## TEKS BACAAN
▬▬▬▬▬▬

Indonesia punya banyak sekali julukan. Negeri nusantara yang kaya raya, bangsa yang ramah dan murah hati, bangsa agamis, bangsa berbudi luhur dan penuh tata krama, bangsa beradab dengan ratusan suku, bahasa, budaya, dan seabrek julukan indah lainnya. Tapi Indonesia juga dikenal sebagai bangsa penuh paradoks dengan beragam julukan baru berdasarkan banyak penelitian dan survei global. Indonesia dikenal sebagai bangsa paling munafik, warganetnya paling rendah keadabannya, negeri paling korup, bangsa dengan IQ rendah, dan terakhir saya juluki sebagai bangsa pengoplos.
Bukti bangsa pengoplos yang andal dapat dilihat dari kasus mega korupsi yang dilakukan PT Pertamina Patra Niaga yang merugikan negara sebesar Rp193,7 triliun cukup membuat masyarakat terhenyak. Korupsi itu dilakukan dengan mengoplos bahan bakar minyak pertamax dan pertalite dari 2018 sampai 2023 (ini yang terdeteksi). Luar biasa culas dan tamaknya bangsa kita.
Kita pasti tahu banyak kasus-kasus oplosan lain yang mencuat. Gas dalam tabung bisa dioplos. Obat bisa dioplos. Minuman keras dioplos dengan autan. Minyak goreng dioplos, beras dioplos, kedelai, saus, gula, dioplos. Tukang gorengan pernah terkuak kasusnya karena mengoplos minyaknya dengan sterofoam atau plastik agar renyah gorengannya. Dulu juga pernah ada tukang mi ayam yang mengoplos daging ayam ‘dugaannya’ dengan daging tikus. Skincare juga dioplos. Onderdil motor pun dioplos. Tukang jual sayuran atau buah di pasar juga berani mengoplos antara yang segar dan yang hampir busuk.

▬▬▬▬▬▬

## DAFTAR DATA
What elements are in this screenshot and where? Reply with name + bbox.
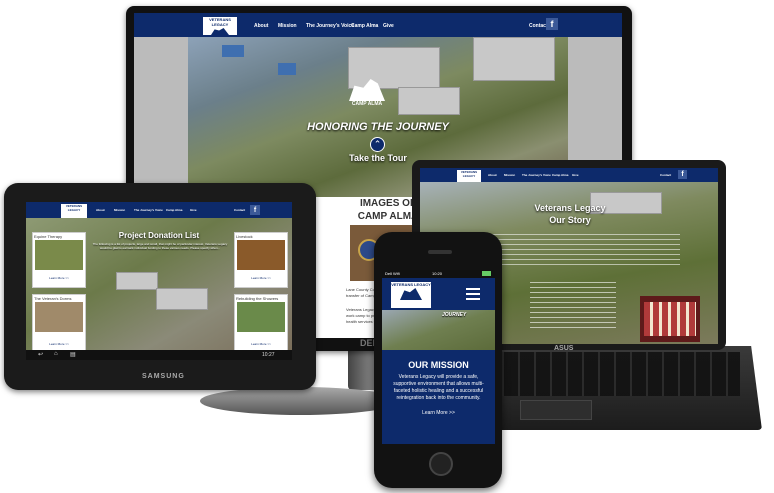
recent-apps-icon[interactable]: ▤: [70, 351, 76, 358]
learn-more-link[interactable]: Learn More >>: [235, 342, 287, 346]
card-title: Livestock: [236, 234, 253, 239]
tablet-navbar: VETERANS LEGACY About Mission The Journe…: [26, 202, 292, 219]
card-title: Equine Therapy: [34, 234, 63, 239]
tablet-page-title: Project Donation List: [118, 231, 200, 240]
phone-speaker: [428, 250, 452, 254]
learn-more-link[interactable]: Learn More >>: [235, 276, 287, 280]
dining-hall-image[interactable]: [640, 296, 700, 342]
phone-screen: Dell Wifi 10:20 VETERANS LEGACY JOURNEY …: [382, 270, 495, 444]
laptop-touchpad: [520, 400, 592, 420]
logo-text: VETERANS LEGACY: [460, 170, 478, 178]
mission-section: OUR MISSION Veterans Legacy will provide…: [382, 350, 495, 444]
learn-more-link[interactable]: Learn More >>: [33, 276, 85, 280]
learn-more-link[interactable]: Learn More >>: [33, 342, 85, 346]
building-image: [156, 288, 208, 310]
caption-text: health services fo: [346, 319, 378, 324]
card-image: [35, 302, 83, 332]
nav-give[interactable]: Give: [383, 23, 394, 29]
monitor-base: [200, 387, 400, 415]
nav-about[interactable]: About: [488, 173, 497, 177]
project-card[interactable]: Rebuilding the Showers Learn More >>: [234, 294, 288, 356]
caption-text: transfer of Camp: [346, 293, 376, 298]
card-image: [237, 240, 285, 270]
building-image: [116, 272, 158, 290]
laptop-story-text: [530, 282, 616, 332]
mission-text: Veterans Legacy will provide a safe, sup…: [393, 374, 484, 401]
phone-home-button[interactable]: [429, 452, 453, 476]
back-icon[interactable]: ↩: [38, 351, 43, 358]
phone-statusbar: Dell Wifi 10:20: [382, 270, 495, 278]
nav-journeys-voice[interactable]: The Journey's Voice: [134, 208, 163, 212]
tablet-clock: 10:27: [262, 352, 275, 358]
logo[interactable]: VETERANS LEGACY: [202, 16, 238, 36]
nav-about[interactable]: About: [96, 208, 105, 212]
laptop-title-line: Our Story: [549, 215, 591, 225]
building-image: [398, 87, 460, 115]
laptop-brand-logo: ASUS: [554, 345, 574, 352]
nav-journeys-voice[interactable]: The Journey's Voice: [306, 23, 354, 29]
tablet-brand-logo: SAMSUNG: [142, 373, 185, 380]
project-card[interactable]: Livestock Learn More >>: [234, 232, 288, 288]
building-image: [473, 37, 555, 81]
android-navbar: ↩ ⌂ ▤ 10:27: [26, 350, 292, 360]
nav-camp-alma[interactable]: Camp Alma: [351, 23, 378, 29]
project-card[interactable]: Equine Therapy Learn More >>: [32, 232, 86, 288]
mission-title: OUR MISSION: [408, 360, 469, 370]
nav-mission[interactable]: Mission: [278, 23, 297, 29]
nav-give[interactable]: Give: [572, 173, 579, 177]
laptop-title-line: Veterans Legacy: [534, 203, 606, 213]
horse-logo-icon: [211, 28, 229, 35]
project-card[interactable]: The Veteran's Dorms Learn More >>: [32, 294, 86, 356]
logo[interactable]: VETERANS LEGACY: [60, 203, 88, 219]
tablet-screen: VETERANS LEGACY About Mission The Journe…: [26, 202, 292, 360]
hero-title: HONORING THE JOURNEY: [307, 121, 449, 133]
horse-logo-icon: [349, 79, 385, 101]
laptop-hero-title: Veterans Legacy Our Story: [520, 202, 620, 226]
facebook-icon[interactable]: f: [678, 170, 687, 179]
nav-mission[interactable]: Mission: [504, 173, 515, 177]
card-title: Rebuilding the Showers: [236, 296, 279, 301]
logo-text: VETERANS LEGACY: [391, 282, 431, 287]
tablet-intro-text: The following is a list of projects, lar…: [92, 242, 228, 250]
monitor-navbar: VETERANS LEGACY About Mission The Journe…: [134, 13, 622, 37]
phone-clock: 10:20: [432, 271, 443, 276]
tent-image: [278, 63, 296, 75]
nav-give[interactable]: Give: [190, 208, 197, 212]
facebook-icon[interactable]: f: [546, 18, 558, 30]
home-icon[interactable]: ⌂: [54, 351, 58, 357]
hero-badge-text: CAMP ALMA: [351, 101, 383, 107]
logo[interactable]: VETERANS LEGACY: [390, 281, 432, 309]
nav-about[interactable]: About: [254, 23, 268, 29]
logo-text: VETERANS LEGACY: [209, 17, 231, 27]
phone-hero-image: JOURNEY: [382, 310, 495, 350]
hamburger-menu-icon[interactable]: [466, 288, 480, 300]
phone-navbar: VETERANS LEGACY: [382, 278, 495, 310]
card-image: [35, 240, 83, 270]
logo-text: VETERANS LEGACY: [65, 204, 83, 212]
camp-alma-badge: CAMP ALMA: [342, 77, 392, 111]
phone-banner-text: JOURNEY: [442, 312, 467, 318]
card-image: [237, 302, 285, 332]
nav-contact[interactable]: Contact: [234, 208, 245, 212]
nav-camp-alma[interactable]: Camp Alma: [552, 173, 568, 177]
battery-icon: [482, 271, 491, 276]
nav-journeys-voice[interactable]: The Journey's Voice: [522, 173, 551, 177]
facebook-icon[interactable]: f: [250, 205, 260, 215]
nav-mission[interactable]: Mission: [114, 208, 125, 212]
logo[interactable]: VETERANS LEGACY: [456, 169, 482, 183]
nav-contact[interactable]: Contact: [660, 173, 671, 177]
chairs-image: [644, 302, 696, 336]
chevron-up-icon[interactable]: ⌃: [370, 137, 385, 152]
carrier-text: Dell Wifi: [385, 271, 400, 276]
learn-more-link[interactable]: Learn More >>: [382, 410, 495, 416]
horse-logo-icon: [400, 288, 422, 300]
laptop-navbar: VETERANS LEGACY About Mission The Journe…: [420, 168, 718, 183]
card-title: The Veteran's Dorms: [34, 296, 72, 301]
tent-image: [222, 45, 244, 57]
nav-contact[interactable]: Contact: [529, 23, 548, 29]
nav-camp-alma[interactable]: Camp Alma: [166, 208, 182, 212]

▬▬▬▬▬▬

## PETUNJUK 1
Menurut teks bacaan tentang bangsa pengoplos, berapa besar kerugian negara akibat kasus korupsi PT Pertamina Patra Niaga?
## PETUNJUK 2
Tulis ulang baris-baris di daftar, dari baris yang memuat "recent-apps-icon[interactable]: ▤: [70, 351, 76, 358]" terus ke bawah sampai baris yang memuat "laptop-touchpad: [520, 400, 592, 420]", kedua baris itu ikut disalin.

## JAWABAN LENGKAP 1
Rp193,7 triliun.

## JAWABAN LENGKAP 2
recent-apps-icon[interactable]: ▤: [70, 351, 76, 358]
learn-more-link[interactable]: Learn More >>: [235, 342, 287, 346]
card-title: Livestock: [236, 234, 253, 239]
tablet-navbar: VETERANS LEGACY About Mission The Journe…: [26, 202, 292, 219]
card-title: Equine Therapy: [34, 234, 63, 239]
tablet-page-title: Project Donation List: [118, 231, 200, 240]
phone-speaker: [428, 250, 452, 254]
learn-more-link[interactable]: Learn More >>: [235, 276, 287, 280]
dining-hall-image[interactable]: [640, 296, 700, 342]
phone-screen: Dell Wifi 10:20 VETERANS LEGACY JOURNEY …: [382, 270, 495, 444]
laptop-touchpad: [520, 400, 592, 420]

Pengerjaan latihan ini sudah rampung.